§ **RECORDS FOR THIS EXERCISE**:
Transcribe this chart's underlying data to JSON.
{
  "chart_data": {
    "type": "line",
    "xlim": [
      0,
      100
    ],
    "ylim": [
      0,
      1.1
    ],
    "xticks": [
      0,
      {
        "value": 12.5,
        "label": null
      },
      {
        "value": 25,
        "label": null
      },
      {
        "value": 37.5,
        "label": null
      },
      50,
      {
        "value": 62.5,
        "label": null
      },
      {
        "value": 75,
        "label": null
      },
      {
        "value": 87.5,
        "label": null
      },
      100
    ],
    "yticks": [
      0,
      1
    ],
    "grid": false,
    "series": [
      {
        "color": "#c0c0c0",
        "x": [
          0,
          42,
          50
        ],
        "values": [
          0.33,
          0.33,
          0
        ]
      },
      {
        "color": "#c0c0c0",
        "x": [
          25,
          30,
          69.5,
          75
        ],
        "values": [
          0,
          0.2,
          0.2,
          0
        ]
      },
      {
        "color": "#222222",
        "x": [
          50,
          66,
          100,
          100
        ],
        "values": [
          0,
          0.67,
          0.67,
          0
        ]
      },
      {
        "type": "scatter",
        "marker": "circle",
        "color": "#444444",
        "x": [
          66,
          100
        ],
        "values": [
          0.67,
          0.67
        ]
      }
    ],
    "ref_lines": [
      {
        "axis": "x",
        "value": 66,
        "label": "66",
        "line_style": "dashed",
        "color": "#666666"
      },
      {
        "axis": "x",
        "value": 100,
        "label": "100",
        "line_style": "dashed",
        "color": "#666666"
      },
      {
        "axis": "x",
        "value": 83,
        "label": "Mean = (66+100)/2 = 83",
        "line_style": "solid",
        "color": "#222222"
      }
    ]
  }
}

§ **WHAT YOU WILL DO**: Make an exact copy of all the data.

§ **CORRECT RESPONSE**:
Transcribe this chart's underlying data to JSON.
{
  "chart_data": {
    "type": "line",
    "xlim": [
      0,
      100
    ],
    "ylim": [
      0,
      1.1
    ],
    "xticks": [
      0,
      {
        "value": 12.5,
        "label": null
      },
      {
        "value": 25,
        "label": null
      },
      {
        "value": 37.5,
        "label": null
      },
      50,
      {
        "value": 62.5,
        "label": null
      },
      {
        "value": 75,
        "label": null
      },
      {
        "value": 87.5,
        "label": null
      },
      100
    ],
    "yticks": [
      0,
      1
    ],
    "grid": false,
    "series": [
      {
        "color": "#c0c0c0",
        "x": [
          0,
          42,
          50
        ],
        "values": [
          0.33,
          0.33,
          0
        ]
      },
      {
        "color": "#c0c0c0",
        "x": [
          25,
          30,
          69.5,
          75
        ],
        "values": [
          0,
          0.2,
          0.2,
          0
        ]
      },
      {
        "color": "#222222",
        "x": [
          50,
          66,
          100,
          100
        ],
        "values": [
          0,
          0.67,
          0.67,
          0
        ]
      },
      {
        "type": "scatter",
        "marker": "circle",
        "color": "#444444",
        "x": [
          66,
          100
        ],
        "values": [
          0.67,
          0.67
        ]
      }
    ],
    "ref_lines": [
      {
        "axis": "x",
        "value": 66,
        "label": "66",
        "line_style": "dashed",
        "color": "#666666"
      },
      {
        "axis": "x",
        "value": 100,
        "label": "100",
        "line_style": "dashed",
        "color": "#666666"
      },
      {
        "axis": "x",
        "value": 83,
        "label": "Mean = (66+100)/2 = 83",
        "line_style": "solid",
        "color": "#222222"
      }
    ]
  }
}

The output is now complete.